→ WHAT YOU NEED TO DO
State the number of lines that include the string "label", and write nothing else.

→ RECORDS FOR THIS EXERCISE
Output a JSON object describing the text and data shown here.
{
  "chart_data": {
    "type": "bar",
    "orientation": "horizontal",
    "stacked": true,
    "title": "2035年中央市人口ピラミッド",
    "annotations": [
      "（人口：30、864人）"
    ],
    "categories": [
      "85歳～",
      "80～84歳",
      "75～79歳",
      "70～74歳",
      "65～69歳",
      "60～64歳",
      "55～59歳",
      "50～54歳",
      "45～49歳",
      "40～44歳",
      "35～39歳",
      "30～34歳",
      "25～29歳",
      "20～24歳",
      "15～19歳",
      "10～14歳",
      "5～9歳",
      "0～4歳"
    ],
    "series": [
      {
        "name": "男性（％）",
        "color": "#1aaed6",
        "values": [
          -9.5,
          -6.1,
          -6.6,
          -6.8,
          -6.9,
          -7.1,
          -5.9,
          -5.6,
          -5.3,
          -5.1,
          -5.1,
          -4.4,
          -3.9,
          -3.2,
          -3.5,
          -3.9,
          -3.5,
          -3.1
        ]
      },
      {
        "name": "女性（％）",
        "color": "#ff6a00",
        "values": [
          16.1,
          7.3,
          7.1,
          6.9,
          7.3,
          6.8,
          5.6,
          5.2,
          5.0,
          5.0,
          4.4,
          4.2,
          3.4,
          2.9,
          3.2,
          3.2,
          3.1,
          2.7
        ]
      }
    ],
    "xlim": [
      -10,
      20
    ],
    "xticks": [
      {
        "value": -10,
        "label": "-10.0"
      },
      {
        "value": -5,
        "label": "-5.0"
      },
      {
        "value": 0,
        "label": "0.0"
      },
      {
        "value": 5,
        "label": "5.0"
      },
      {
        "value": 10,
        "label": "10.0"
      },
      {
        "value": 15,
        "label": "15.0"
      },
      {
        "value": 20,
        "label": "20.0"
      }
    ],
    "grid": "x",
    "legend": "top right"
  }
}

→ COMPLETE ANSWER
7